**SHORT PROBLEM**
Transcribe every entry word for word, but skip the images.

[Dataset listings of figures]
——————————
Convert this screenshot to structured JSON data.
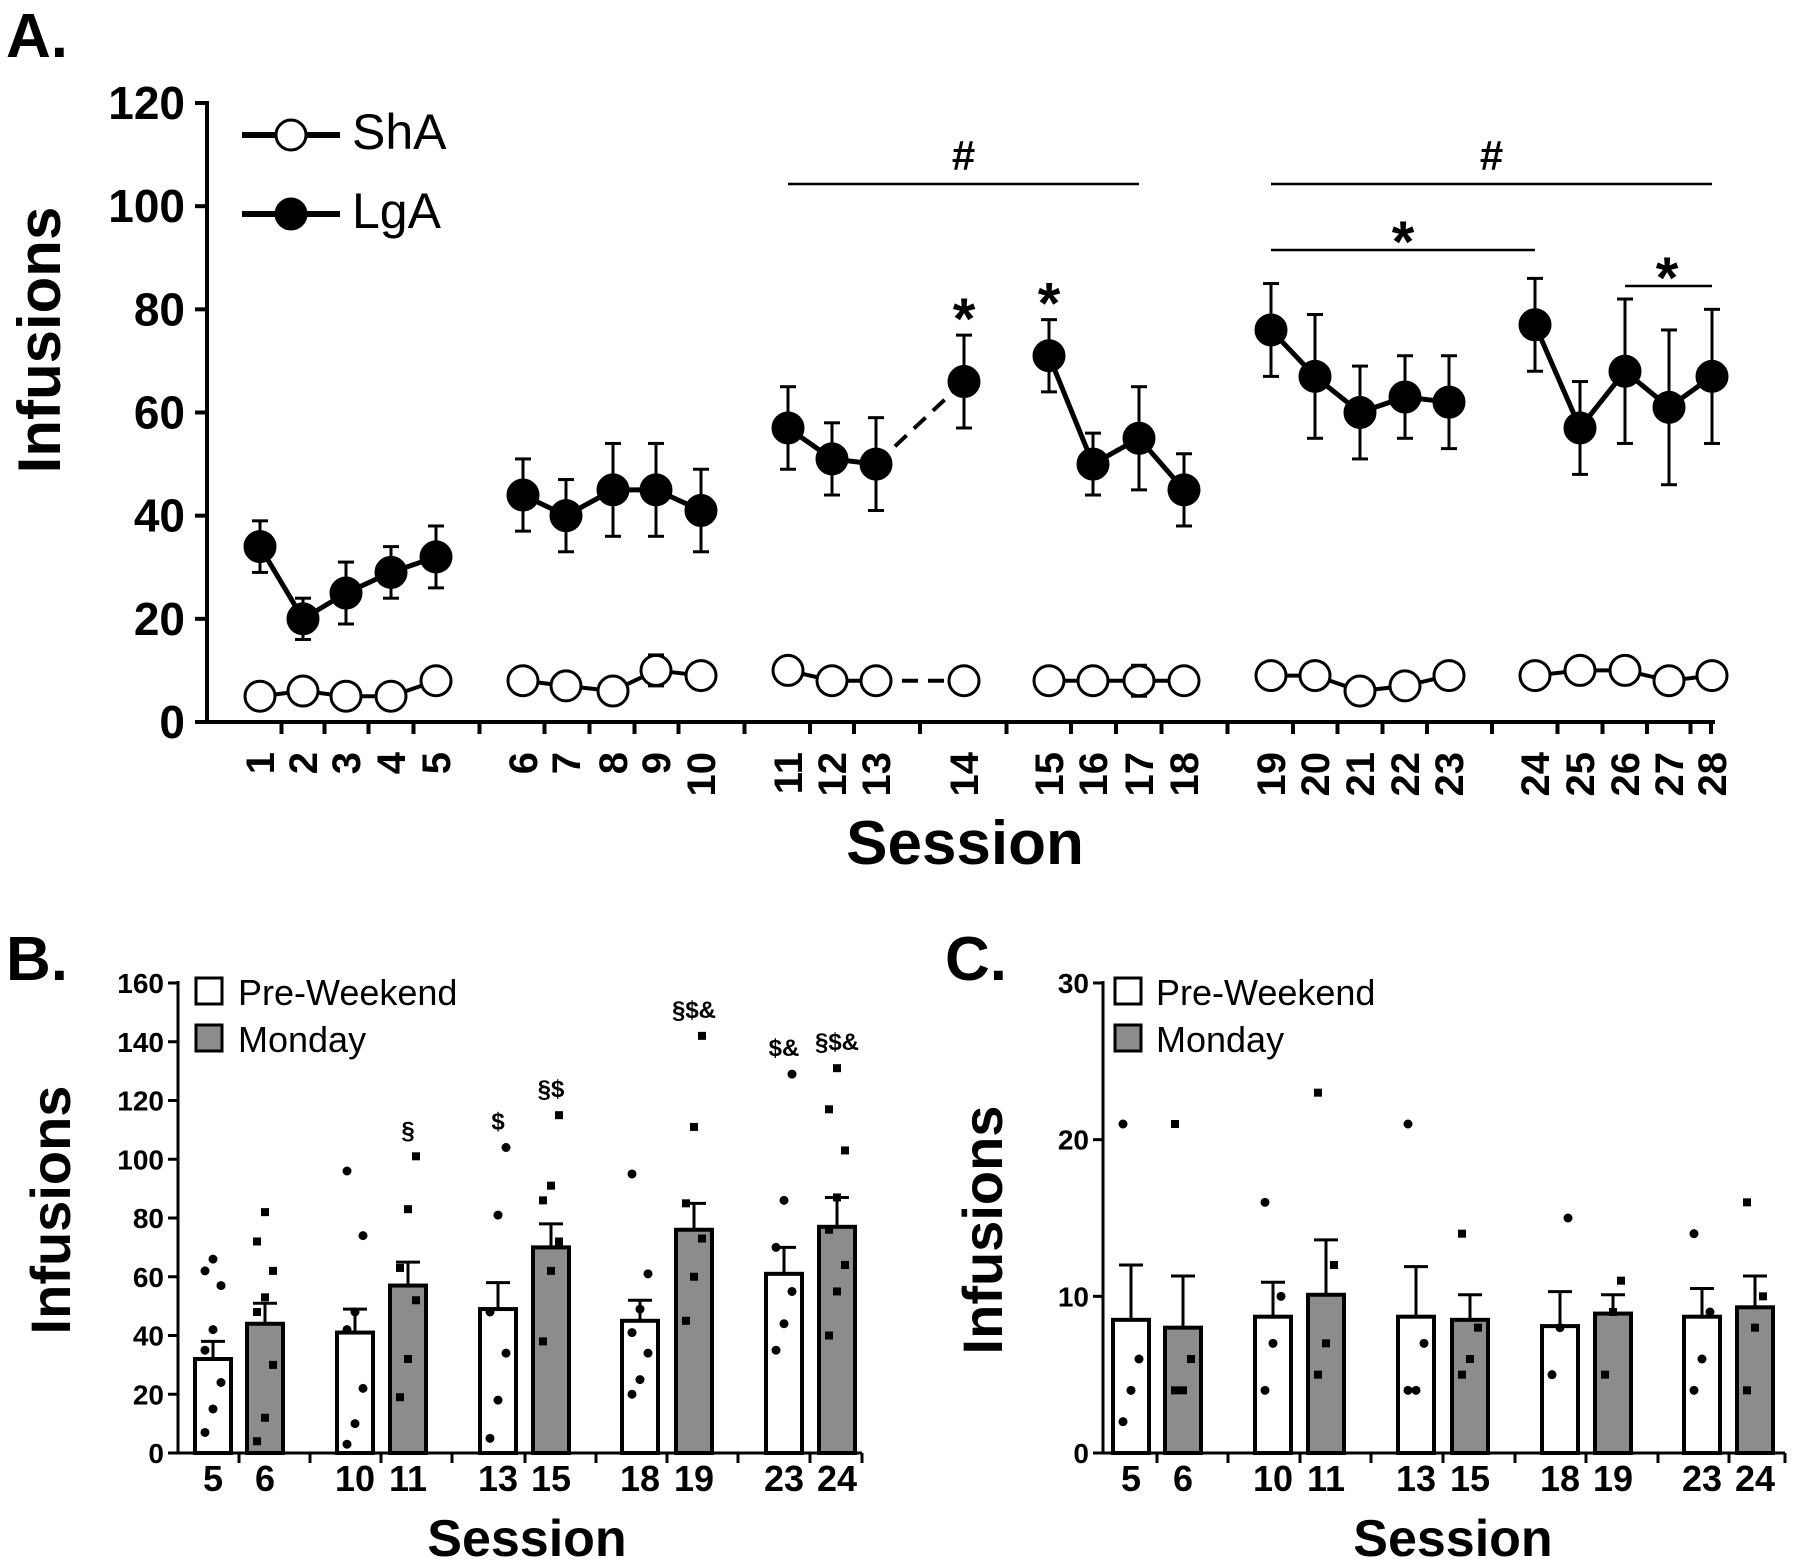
{
  "chart_data": [
    {
      "panel": "A.",
      "type": "line",
      "xlabel": "Session",
      "ylabel": "Infusions",
      "ylim": [
        0,
        120
      ],
      "yticks": [
        0,
        20,
        40,
        60,
        80,
        100,
        120
      ],
      "legend": [
        {
          "name": "ShA",
          "marker": "open-circle"
        },
        {
          "name": "LgA",
          "marker": "filled-circle"
        }
      ],
      "legend_placement": "top-left",
      "sessions": [
        1,
        2,
        3,
        4,
        5,
        6,
        7,
        8,
        9,
        10,
        11,
        12,
        13,
        14,
        15,
        16,
        17,
        18,
        19,
        20,
        21,
        22,
        23,
        24,
        25,
        26,
        27,
        28
      ],
      "segments": [
        [
          1,
          2,
          3,
          4,
          5
        ],
        [
          6,
          7,
          8,
          9,
          10
        ],
        [
          11,
          12,
          13
        ],
        [
          14
        ],
        [
          15,
          16,
          17,
          18
        ],
        [
          19,
          20,
          21,
          22,
          23
        ],
        [
          24,
          25,
          26,
          27,
          28
        ]
      ],
      "dashed_links": [
        [
          13,
          14
        ]
      ],
      "series": [
        {
          "name": "ShA",
          "values": [
            5,
            6,
            5,
            5,
            8,
            8,
            7,
            6,
            10,
            9,
            10,
            8,
            8,
            8,
            8,
            8,
            8,
            8,
            9,
            9,
            6,
            7,
            9,
            9,
            10,
            10,
            8,
            9
          ],
          "errors": [
            1,
            1,
            1,
            1,
            1,
            1,
            1,
            1,
            3,
            1,
            1,
            1,
            1,
            1,
            1,
            1,
            3,
            1,
            1,
            2,
            1,
            1,
            1,
            1,
            1,
            1,
            1,
            1
          ]
        },
        {
          "name": "LgA",
          "values": [
            34,
            20,
            25,
            29,
            32,
            44,
            40,
            45,
            45,
            41,
            57,
            51,
            50,
            66,
            71,
            50,
            55,
            45,
            76,
            67,
            60,
            63,
            62,
            77,
            57,
            68,
            61,
            67
          ],
          "errors": [
            5,
            4,
            6,
            5,
            6,
            7,
            7,
            9,
            9,
            8,
            8,
            7,
            9,
            9,
            7,
            6,
            10,
            7,
            9,
            12,
            9,
            8,
            9,
            9,
            9,
            14,
            15,
            13
          ]
        }
      ],
      "annotations": [
        {
          "text": "#",
          "from": 11,
          "to": 17
        },
        {
          "text": "#",
          "from": 19,
          "to": 28
        },
        {
          "text": "*",
          "from": 19,
          "to": 24
        },
        {
          "text": "*",
          "from": 26,
          "to": 28
        },
        {
          "text": "*",
          "at": 14
        },
        {
          "text": "*",
          "at": 15
        }
      ]
    },
    {
      "panel": "B.",
      "type": "bar",
      "xlabel": "Session",
      "ylabel": "Infusions",
      "ylim": [
        0,
        160
      ],
      "yticks": [
        0,
        20,
        40,
        60,
        80,
        100,
        120,
        140,
        160
      ],
      "legend": [
        {
          "name": "Pre-Weekend",
          "color": "#ffffff"
        },
        {
          "name": "Monday",
          "color": "#8c8c8c"
        }
      ],
      "legend_placement": "top-left",
      "pairs": [
        {
          "pre": {
            "session": "5",
            "value": 32,
            "err": 6,
            "points": [
              7,
              15,
              24,
              35,
              42,
              57,
              62,
              66
            ]
          },
          "mon": {
            "session": "6",
            "value": 44,
            "err": 7,
            "points": [
              4,
              12,
              30,
              48,
              53,
              62,
              72,
              82
            ]
          }
        },
        {
          "pre": {
            "session": "10",
            "value": 41,
            "err": 8,
            "points": [
              3,
              10,
              22,
              42,
              48,
              74,
              96
            ]
          },
          "mon": {
            "session": "11",
            "value": 57,
            "err": 8,
            "points": [
              19,
              32,
              52,
              63,
              83,
              101
            ],
            "annotation": "§"
          }
        },
        {
          "pre": {
            "session": "13",
            "value": 49,
            "err": 9,
            "points": [
              5,
              18,
              34,
              48,
              81,
              104
            ],
            "annotation": "$"
          },
          "mon": {
            "session": "15",
            "value": 70,
            "err": 8,
            "points": [
              38,
              62,
              72,
              86,
              91,
              115
            ],
            "annotation": "§$"
          }
        },
        {
          "pre": {
            "session": "18",
            "value": 45,
            "err": 7,
            "points": [
              20,
              25,
              34,
              41,
              49,
              61,
              95
            ]
          },
          "mon": {
            "session": "19",
            "value": 76,
            "err": 9,
            "points": [
              45,
              60,
              73,
              85,
              111,
              142
            ],
            "annotation": "§$&"
          }
        },
        {
          "pre": {
            "session": "23",
            "value": 61,
            "err": 9,
            "points": [
              35,
              44,
              55,
              70,
              86,
              129
            ],
            "annotation": "$&"
          },
          "mon": {
            "session": "24",
            "value": 77,
            "err": 10,
            "points": [
              40,
              55,
              64,
              76,
              87,
              103,
              117,
              131
            ],
            "annotation": "§$&"
          }
        }
      ]
    },
    {
      "panel": "C.",
      "type": "bar",
      "xlabel": "Session",
      "ylabel": "Infusions",
      "ylim": [
        0,
        30
      ],
      "yticks": [
        0,
        10,
        20,
        30
      ],
      "legend": [
        {
          "name": "Pre-Weekend",
          "color": "#ffffff"
        },
        {
          "name": "Monday",
          "color": "#8c8c8c"
        }
      ],
      "legend_placement": "top-left",
      "pairs": [
        {
          "pre": {
            "session": "5",
            "value": 8.5,
            "err": 3.5,
            "points": [
              2,
              4,
              6,
              21
            ]
          },
          "mon": {
            "session": "6",
            "value": 8,
            "err": 3.3,
            "points": [
              4,
              4,
              6,
              21
            ]
          }
        },
        {
          "pre": {
            "session": "10",
            "value": 8.7,
            "err": 2.2,
            "points": [
              4,
              7,
              10,
              16
            ]
          },
          "mon": {
            "session": "11",
            "value": 10.1,
            "err": 3.5,
            "points": [
              5,
              7,
              12,
              23
            ]
          }
        },
        {
          "pre": {
            "session": "13",
            "value": 8.7,
            "err": 3.2,
            "points": [
              4,
              4,
              7,
              21
            ]
          },
          "mon": {
            "session": "15",
            "value": 8.5,
            "err": 1.6,
            "points": [
              5,
              6,
              8,
              14
            ]
          }
        },
        {
          "pre": {
            "session": "18",
            "value": 8.1,
            "err": 2.2,
            "points": [
              5,
              8,
              15
            ]
          },
          "mon": {
            "session": "19",
            "value": 8.9,
            "err": 1.2,
            "points": [
              5,
              9,
              11
            ]
          }
        },
        {
          "pre": {
            "session": "23",
            "value": 8.7,
            "err": 1.8,
            "points": [
              4,
              6,
              9,
              14
            ]
          },
          "mon": {
            "session": "24",
            "value": 9.3,
            "err": 2.0,
            "points": [
              4,
              8,
              10,
              16
            ]
          }
        }
      ]
    }
  ]
}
——————————
**FINISHED ANSWER**
Convert this screenshot to structured JSON data.
{
  "chart_data": [
    {
      "panel": "A.",
      "type": "line",
      "xlabel": "Session",
      "ylabel": "Infusions",
      "ylim": [
        0,
        120
      ],
      "yticks": [
        0,
        20,
        40,
        60,
        80,
        100,
        120
      ],
      "legend": [
        {
          "name": "ShA",
          "marker": "open-circle"
        },
        {
          "name": "LgA",
          "marker": "filled-circle"
        }
      ],
      "legend_placement": "top-left",
      "sessions": [
        1,
        2,
        3,
        4,
        5,
        6,
        7,
        8,
        9,
        10,
        11,
        12,
        13,
        14,
        15,
        16,
        17,
        18,
        19,
        20,
        21,
        22,
        23,
        24,
        25,
        26,
        27,
        28
      ],
      "segments": [
        [
          1,
          2,
          3,
          4,
          5
        ],
        [
          6,
          7,
          8,
          9,
          10
        ],
        [
          11,
          12,
          13
        ],
        [
          14
        ],
        [
          15,
          16,
          17,
          18
        ],
        [
          19,
          20,
          21,
          22,
          23
        ],
        [
          24,
          25,
          26,
          27,
          28
        ]
      ],
      "dashed_links": [
        [
          13,
          14
        ]
      ],
      "series": [
        {
          "name": "ShA",
          "values": [
            5,
            6,
            5,
            5,
            8,
            8,
            7,
            6,
            10,
            9,
            10,
            8,
            8,
            8,
            8,
            8,
            8,
            8,
            9,
            9,
            6,
            7,
            9,
            9,
            10,
            10,
            8,
            9
          ],
          "errors": [
            1,
            1,
            1,
            1,
            1,
            1,
            1,
            1,
            3,
            1,
            1,
            1,
            1,
            1,
            1,
            1,
            3,
            1,
            1,
            2,
            1,
            1,
            1,
            1,
            1,
            1,
            1,
            1
          ]
        },
        {
          "name": "LgA",
          "values": [
            34,
            20,
            25,
            29,
            32,
            44,
            40,
            45,
            45,
            41,
            57,
            51,
            50,
            66,
            71,
            50,
            55,
            45,
            76,
            67,
            60,
            63,
            62,
            77,
            57,
            68,
            61,
            67
          ],
          "errors": [
            5,
            4,
            6,
            5,
            6,
            7,
            7,
            9,
            9,
            8,
            8,
            7,
            9,
            9,
            7,
            6,
            10,
            7,
            9,
            12,
            9,
            8,
            9,
            9,
            9,
            14,
            15,
            13
          ]
        }
      ],
      "annotations": [
        {
          "text": "#",
          "from": 11,
          "to": 17
        },
        {
          "text": "#",
          "from": 19,
          "to": 28
        },
        {
          "text": "*",
          "from": 19,
          "to": 24
        },
        {
          "text": "*",
          "from": 26,
          "to": 28
        },
        {
          "text": "*",
          "at": 14
        },
        {
          "text": "*",
          "at": 15
        }
      ]
    },
    {
      "panel": "B.",
      "type": "bar",
      "xlabel": "Session",
      "ylabel": "Infusions",
      "ylim": [
        0,
        160
      ],
      "yticks": [
        0,
        20,
        40,
        60,
        80,
        100,
        120,
        140,
        160
      ],
      "legend": [
        {
          "name": "Pre-Weekend",
          "color": "#ffffff"
        },
        {
          "name": "Monday",
          "color": "#8c8c8c"
        }
      ],
      "legend_placement": "top-left",
      "pairs": [
        {
          "pre": {
            "session": "5",
            "value": 32,
            "err": 6,
            "points": [
              7,
              15,
              24,
              35,
              42,
              57,
              62,
              66
            ]
          },
          "mon": {
            "session": "6",
            "value": 44,
            "err": 7,
            "points": [
              4,
              12,
              30,
              48,
              53,
              62,
              72,
              82
            ]
          }
        },
        {
          "pre": {
            "session": "10",
            "value": 41,
            "err": 8,
            "points": [
              3,
              10,
              22,
              42,
              48,
              74,
              96
            ]
          },
          "mon": {
            "session": "11",
            "value": 57,
            "err": 8,
            "points": [
              19,
              32,
              52,
              63,
              83,
              101
            ],
            "annotation": "§"
          }
        },
        {
          "pre": {
            "session": "13",
            "value": 49,
            "err": 9,
            "points": [
              5,
              18,
              34,
              48,
              81,
              104
            ],
            "annotation": "$"
          },
          "mon": {
            "session": "15",
            "value": 70,
            "err": 8,
            "points": [
              38,
              62,
              72,
              86,
              91,
              115
            ],
            "annotation": "§$"
          }
        },
        {
          "pre": {
            "session": "18",
            "value": 45,
            "err": 7,
            "points": [
              20,
              25,
              34,
              41,
              49,
              61,
              95
            ]
          },
          "mon": {
            "session": "19",
            "value": 76,
            "err": 9,
            "points": [
              45,
              60,
              73,
              85,
              111,
              142
            ],
            "annotation": "§$&"
          }
        },
        {
          "pre": {
            "session": "23",
            "value": 61,
            "err": 9,
            "points": [
              35,
              44,
              55,
              70,
              86,
              129
            ],
            "annotation": "$&"
          },
          "mon": {
            "session": "24",
            "value": 77,
            "err": 10,
            "points": [
              40,
              55,
              64,
              76,
              87,
              103,
              117,
              131
            ],
            "annotation": "§$&"
          }
        }
      ]
    },
    {
      "panel": "C.",
      "type": "bar",
      "xlabel": "Session",
      "ylabel": "Infusions",
      "ylim": [
        0,
        30
      ],
      "yticks": [
        0,
        10,
        20,
        30
      ],
      "legend": [
        {
          "name": "Pre-Weekend",
          "color": "#ffffff"
        },
        {
          "name": "Monday",
          "color": "#8c8c8c"
        }
      ],
      "legend_placement": "top-left",
      "pairs": [
        {
          "pre": {
            "session": "5",
            "value": 8.5,
            "err": 3.5,
            "points": [
              2,
              4,
              6,
              21
            ]
          },
          "mon": {
            "session": "6",
            "value": 8,
            "err": 3.3,
            "points": [
              4,
              4,
              6,
              21
            ]
          }
        },
        {
          "pre": {
            "session": "10",
            "value": 8.7,
            "err": 2.2,
            "points": [
              4,
              7,
              10,
              16
            ]
          },
          "mon": {
            "session": "11",
            "value": 10.1,
            "err": 3.5,
            "points": [
              5,
              7,
              12,
              23
            ]
          }
        },
        {
          "pre": {
            "session": "13",
            "value": 8.7,
            "err": 3.2,
            "points": [
              4,
              4,
              7,
              21
            ]
          },
          "mon": {
            "session": "15",
            "value": 8.5,
            "err": 1.6,
            "points": [
              5,
              6,
              8,
              14
            ]
          }
        },
        {
          "pre": {
            "session": "18",
            "value": 8.1,
            "err": 2.2,
            "points": [
              5,
              8,
              15
            ]
          },
          "mon": {
            "session": "19",
            "value": 8.9,
            "err": 1.2,
            "points": [
              5,
              9,
              11
            ]
          }
        },
        {
          "pre": {
            "session": "23",
            "value": 8.7,
            "err": 1.8,
            "points": [
              4,
              6,
              9,
              14
            ]
          },
          "mon": {
            "session": "24",
            "value": 9.3,
            "err": 2.0,
            "points": [
              4,
              8,
              10,
              16
            ]
          }
        }
      ]
    }
  ]
}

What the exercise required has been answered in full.